■ THE REQUEST: Copy out each line in the material below that has the word "Ikrimah".
=== SOURCE MATERIAL ===
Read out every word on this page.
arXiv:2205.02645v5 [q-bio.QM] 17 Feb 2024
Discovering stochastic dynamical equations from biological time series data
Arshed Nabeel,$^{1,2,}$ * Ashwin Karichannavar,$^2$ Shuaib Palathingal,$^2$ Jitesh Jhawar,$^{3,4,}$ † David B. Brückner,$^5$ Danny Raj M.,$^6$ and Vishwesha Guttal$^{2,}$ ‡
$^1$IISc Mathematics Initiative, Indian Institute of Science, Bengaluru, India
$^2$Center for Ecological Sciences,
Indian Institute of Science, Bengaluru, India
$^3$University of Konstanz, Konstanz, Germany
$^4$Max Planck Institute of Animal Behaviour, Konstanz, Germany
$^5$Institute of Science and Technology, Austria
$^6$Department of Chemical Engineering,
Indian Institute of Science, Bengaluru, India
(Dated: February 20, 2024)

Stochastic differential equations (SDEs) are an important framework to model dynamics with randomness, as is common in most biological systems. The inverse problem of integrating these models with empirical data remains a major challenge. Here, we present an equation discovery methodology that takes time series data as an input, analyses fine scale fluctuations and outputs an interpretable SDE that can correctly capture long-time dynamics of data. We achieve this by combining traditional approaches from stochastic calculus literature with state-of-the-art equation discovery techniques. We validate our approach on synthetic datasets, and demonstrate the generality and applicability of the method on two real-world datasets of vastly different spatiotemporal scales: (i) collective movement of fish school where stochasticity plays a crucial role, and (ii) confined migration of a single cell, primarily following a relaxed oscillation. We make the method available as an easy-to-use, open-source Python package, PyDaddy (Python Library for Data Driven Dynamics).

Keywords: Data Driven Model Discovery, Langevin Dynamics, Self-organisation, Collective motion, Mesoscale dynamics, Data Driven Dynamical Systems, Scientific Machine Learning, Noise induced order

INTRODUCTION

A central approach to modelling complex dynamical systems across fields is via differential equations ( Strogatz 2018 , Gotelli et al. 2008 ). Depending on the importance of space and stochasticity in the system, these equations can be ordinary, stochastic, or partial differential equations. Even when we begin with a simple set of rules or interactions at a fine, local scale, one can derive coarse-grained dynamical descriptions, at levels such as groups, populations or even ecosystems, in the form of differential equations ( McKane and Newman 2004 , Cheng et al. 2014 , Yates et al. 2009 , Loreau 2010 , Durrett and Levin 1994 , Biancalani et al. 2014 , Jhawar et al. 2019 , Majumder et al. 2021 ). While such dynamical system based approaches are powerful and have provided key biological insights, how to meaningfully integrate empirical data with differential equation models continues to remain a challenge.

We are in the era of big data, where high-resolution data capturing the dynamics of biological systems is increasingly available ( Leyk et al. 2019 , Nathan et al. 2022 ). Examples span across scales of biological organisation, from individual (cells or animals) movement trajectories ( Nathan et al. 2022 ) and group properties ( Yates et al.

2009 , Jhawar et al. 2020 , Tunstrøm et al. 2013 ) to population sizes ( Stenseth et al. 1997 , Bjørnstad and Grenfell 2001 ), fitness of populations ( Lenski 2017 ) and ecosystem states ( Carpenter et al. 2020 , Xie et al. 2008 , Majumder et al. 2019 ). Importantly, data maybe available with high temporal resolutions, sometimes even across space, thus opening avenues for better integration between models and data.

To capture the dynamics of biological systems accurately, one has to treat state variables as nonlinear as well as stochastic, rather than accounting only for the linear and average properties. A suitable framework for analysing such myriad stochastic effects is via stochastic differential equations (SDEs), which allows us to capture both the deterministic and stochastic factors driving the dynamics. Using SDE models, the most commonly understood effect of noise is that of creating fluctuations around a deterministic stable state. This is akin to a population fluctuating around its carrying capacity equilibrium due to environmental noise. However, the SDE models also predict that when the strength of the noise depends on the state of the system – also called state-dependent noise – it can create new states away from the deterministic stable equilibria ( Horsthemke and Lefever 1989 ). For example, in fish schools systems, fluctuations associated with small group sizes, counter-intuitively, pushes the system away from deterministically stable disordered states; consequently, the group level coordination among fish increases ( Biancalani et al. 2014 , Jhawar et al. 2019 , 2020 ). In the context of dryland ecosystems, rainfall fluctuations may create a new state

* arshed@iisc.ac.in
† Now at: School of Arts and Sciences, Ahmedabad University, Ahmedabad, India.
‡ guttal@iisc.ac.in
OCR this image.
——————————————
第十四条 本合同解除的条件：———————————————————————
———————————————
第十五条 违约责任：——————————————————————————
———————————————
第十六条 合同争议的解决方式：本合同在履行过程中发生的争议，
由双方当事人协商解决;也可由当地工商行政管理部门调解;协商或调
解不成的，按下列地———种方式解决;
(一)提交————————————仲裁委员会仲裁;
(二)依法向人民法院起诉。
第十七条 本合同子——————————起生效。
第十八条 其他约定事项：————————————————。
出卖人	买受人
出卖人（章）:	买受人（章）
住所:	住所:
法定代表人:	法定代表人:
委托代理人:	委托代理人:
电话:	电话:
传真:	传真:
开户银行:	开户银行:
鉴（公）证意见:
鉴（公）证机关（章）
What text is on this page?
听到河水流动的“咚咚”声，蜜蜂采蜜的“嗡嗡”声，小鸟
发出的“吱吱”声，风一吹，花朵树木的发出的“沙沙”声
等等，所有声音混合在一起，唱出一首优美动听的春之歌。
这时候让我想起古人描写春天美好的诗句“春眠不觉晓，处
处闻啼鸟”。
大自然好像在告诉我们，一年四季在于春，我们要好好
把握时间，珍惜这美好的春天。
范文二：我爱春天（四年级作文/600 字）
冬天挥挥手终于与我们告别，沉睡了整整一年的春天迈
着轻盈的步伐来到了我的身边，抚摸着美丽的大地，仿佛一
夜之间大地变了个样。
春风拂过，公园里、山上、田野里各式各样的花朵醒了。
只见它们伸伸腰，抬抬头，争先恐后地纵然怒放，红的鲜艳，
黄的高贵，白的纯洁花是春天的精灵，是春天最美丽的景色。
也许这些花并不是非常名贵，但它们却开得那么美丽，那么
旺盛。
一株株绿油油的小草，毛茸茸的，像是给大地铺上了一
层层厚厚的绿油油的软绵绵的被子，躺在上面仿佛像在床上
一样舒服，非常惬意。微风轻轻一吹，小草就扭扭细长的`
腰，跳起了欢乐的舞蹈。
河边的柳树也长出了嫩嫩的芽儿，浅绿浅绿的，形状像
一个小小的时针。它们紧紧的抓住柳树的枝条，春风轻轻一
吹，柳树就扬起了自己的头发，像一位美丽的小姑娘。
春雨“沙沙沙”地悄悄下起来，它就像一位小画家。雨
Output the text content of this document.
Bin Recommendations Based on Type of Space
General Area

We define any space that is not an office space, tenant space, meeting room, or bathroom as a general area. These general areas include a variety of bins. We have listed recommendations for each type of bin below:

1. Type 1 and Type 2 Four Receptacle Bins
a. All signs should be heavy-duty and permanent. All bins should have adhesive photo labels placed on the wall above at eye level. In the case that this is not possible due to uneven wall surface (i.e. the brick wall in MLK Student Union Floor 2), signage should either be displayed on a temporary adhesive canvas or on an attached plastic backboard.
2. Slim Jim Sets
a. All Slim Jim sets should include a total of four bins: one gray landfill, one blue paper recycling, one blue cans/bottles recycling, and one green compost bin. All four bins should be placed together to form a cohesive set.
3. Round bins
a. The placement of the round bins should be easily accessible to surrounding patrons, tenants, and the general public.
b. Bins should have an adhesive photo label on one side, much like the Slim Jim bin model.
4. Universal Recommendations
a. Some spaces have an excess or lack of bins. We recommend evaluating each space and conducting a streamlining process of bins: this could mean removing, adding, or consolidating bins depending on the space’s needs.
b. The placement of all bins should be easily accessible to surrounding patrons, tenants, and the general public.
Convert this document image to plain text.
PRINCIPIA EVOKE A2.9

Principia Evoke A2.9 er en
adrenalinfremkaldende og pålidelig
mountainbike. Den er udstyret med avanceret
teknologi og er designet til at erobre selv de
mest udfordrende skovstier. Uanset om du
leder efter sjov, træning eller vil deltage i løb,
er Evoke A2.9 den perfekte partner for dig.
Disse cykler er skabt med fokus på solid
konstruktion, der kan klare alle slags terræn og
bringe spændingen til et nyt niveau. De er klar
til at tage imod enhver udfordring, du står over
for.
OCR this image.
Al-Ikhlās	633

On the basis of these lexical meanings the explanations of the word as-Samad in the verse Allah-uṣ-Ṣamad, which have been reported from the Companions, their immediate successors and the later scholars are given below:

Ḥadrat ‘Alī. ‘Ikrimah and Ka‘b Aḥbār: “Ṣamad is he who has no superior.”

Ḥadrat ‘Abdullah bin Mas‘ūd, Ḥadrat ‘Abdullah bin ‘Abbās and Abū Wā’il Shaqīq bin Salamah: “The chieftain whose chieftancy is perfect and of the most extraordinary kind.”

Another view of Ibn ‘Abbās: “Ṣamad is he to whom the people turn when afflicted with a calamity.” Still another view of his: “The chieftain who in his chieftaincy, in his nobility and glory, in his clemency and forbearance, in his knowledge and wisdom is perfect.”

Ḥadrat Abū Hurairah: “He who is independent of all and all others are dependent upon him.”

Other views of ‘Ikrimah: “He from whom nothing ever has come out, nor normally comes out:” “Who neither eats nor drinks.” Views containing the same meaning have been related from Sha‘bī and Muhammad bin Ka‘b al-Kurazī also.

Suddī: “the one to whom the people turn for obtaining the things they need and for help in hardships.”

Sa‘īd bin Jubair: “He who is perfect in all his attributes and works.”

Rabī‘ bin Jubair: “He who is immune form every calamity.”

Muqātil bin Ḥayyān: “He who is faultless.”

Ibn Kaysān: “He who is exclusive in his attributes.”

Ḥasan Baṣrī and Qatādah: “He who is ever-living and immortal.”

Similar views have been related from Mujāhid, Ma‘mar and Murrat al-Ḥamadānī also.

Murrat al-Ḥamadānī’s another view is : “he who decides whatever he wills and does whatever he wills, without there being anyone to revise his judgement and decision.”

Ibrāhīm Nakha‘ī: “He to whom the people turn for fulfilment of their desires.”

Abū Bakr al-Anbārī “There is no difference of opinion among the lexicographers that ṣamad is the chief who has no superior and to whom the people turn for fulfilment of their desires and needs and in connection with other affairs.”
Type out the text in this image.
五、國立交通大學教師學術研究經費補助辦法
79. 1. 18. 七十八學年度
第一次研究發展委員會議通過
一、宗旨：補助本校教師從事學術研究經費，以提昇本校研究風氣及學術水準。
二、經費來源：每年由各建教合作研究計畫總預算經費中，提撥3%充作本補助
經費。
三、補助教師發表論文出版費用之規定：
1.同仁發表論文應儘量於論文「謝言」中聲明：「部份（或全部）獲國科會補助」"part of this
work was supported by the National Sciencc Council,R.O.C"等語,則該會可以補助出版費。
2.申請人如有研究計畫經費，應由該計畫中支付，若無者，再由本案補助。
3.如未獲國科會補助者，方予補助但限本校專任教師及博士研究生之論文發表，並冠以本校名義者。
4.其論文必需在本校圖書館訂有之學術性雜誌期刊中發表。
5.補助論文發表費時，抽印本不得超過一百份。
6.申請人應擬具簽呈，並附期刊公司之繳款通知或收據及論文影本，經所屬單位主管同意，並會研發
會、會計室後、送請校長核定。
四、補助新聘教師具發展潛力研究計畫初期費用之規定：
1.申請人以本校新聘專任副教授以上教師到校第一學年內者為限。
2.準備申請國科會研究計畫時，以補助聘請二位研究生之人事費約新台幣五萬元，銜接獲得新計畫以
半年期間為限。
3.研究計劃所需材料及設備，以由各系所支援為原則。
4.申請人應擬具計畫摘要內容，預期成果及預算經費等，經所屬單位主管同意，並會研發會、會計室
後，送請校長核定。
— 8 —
===
■ CORRECT ANSWER:
Ḥadrat ‘Alī. ‘Ikrimah and Ka‘b Aḥbār: “Ṣamad is he who has no superior.”
Other views of ‘Ikrimah: “He from whom nothing ever has come out, nor normally comes out:” “Who neither eats nor drinks.” Views containing the same meaning have been related from Sha‘bī and Muhammad bin Ka‘b al-Kurazī also.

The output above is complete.